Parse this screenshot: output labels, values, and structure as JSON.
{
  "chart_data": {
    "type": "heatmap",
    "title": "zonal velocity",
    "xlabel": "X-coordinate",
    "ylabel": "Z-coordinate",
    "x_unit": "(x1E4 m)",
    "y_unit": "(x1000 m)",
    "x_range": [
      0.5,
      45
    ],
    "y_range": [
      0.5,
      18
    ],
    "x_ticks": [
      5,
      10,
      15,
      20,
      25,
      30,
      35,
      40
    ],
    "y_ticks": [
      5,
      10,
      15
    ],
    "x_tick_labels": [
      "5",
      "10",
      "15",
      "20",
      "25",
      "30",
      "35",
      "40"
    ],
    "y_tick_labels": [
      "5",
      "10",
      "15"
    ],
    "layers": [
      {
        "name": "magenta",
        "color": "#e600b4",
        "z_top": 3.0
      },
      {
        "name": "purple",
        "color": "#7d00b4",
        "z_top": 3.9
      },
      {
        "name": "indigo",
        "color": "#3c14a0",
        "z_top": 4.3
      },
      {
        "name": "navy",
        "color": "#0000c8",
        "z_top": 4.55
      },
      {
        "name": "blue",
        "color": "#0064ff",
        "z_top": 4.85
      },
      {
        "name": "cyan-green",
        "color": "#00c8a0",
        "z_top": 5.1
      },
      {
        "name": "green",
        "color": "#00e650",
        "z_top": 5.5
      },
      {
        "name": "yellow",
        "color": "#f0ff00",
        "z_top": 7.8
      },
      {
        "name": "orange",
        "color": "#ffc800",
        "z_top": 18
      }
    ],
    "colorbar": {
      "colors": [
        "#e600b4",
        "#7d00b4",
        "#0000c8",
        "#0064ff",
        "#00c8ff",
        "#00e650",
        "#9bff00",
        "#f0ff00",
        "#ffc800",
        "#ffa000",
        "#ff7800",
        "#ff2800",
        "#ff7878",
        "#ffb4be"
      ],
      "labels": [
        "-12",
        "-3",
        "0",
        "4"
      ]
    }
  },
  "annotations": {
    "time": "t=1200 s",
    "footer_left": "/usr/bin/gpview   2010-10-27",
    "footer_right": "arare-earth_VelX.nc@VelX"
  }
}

= = =

Task: Please output the entries above, every line exactly as it reads.

Exercise answer:
Parse this screenshot: output labels, values, and structure as JSON.
{
  "chart_data": {
    "type": "heatmap",
    "title": "zonal velocity",
    "xlabel": "X-coordinate",
    "ylabel": "Z-coordinate",
    "x_unit": "(x1E4 m)",
    "y_unit": "(x1000 m)",
    "x_range": [
      0.5,
      45
    ],
    "y_range": [
      0.5,
      18
    ],
    "x_ticks": [
      5,
      10,
      15,
      20,
      25,
      30,
      35,
      40
    ],
    "y_ticks": [
      5,
      10,
      15
    ],
    "x_tick_labels": [
      "5",
      "10",
      "15",
      "20",
      "25",
      "30",
      "35",
      "40"
    ],
    "y_tick_labels": [
      "5",
      "10",
      "15"
    ],
    "layers": [
      {
        "name": "magenta",
        "color": "#e600b4",
        "z_top": 3.0
      },
      {
        "name": "purple",
        "color": "#7d00b4",
        "z_top": 3.9
      },
      {
        "name": "indigo",
        "color": "#3c14a0",
        "z_top": 4.3
      },
      {
        "name": "navy",
        "color": "#0000c8",
        "z_top": 4.55
      },
      {
        "name": "blue",
        "color": "#0064ff",
        "z_top": 4.85
      },
      {
        "name": "cyan-green",
        "color": "#00c8a0",
        "z_top": 5.1
      },
      {
        "name": "green",
        "color": "#00e650",
        "z_top": 5.5
      },
      {
        "name": "yellow",
        "color": "#f0ff00",
        "z_top": 7.8
      },
      {
        "name": "orange",
        "color": "#ffc800",
        "z_top": 18
      }
    ],
    "colorbar": {
      "colors": [
        "#e600b4",
        "#7d00b4",
        "#0000c8",
        "#0064ff",
        "#00c8ff",
        "#00e650",
        "#9bff00",
        "#f0ff00",
        "#ffc800",
        "#ffa000",
        "#ff7800",
        "#ff2800",
        "#ff7878",
        "#ffb4be"
      ],
      "labels": [
        "-12",
        "-3",
        "0",
        "4"
      ]
    }
  },
  "annotations": {
    "time": "t=1200 s",
    "footer_left": "/usr/bin/gpview   2010-10-27",
    "footer_right": "arare-earth_VelX.nc@VelX"
  }
}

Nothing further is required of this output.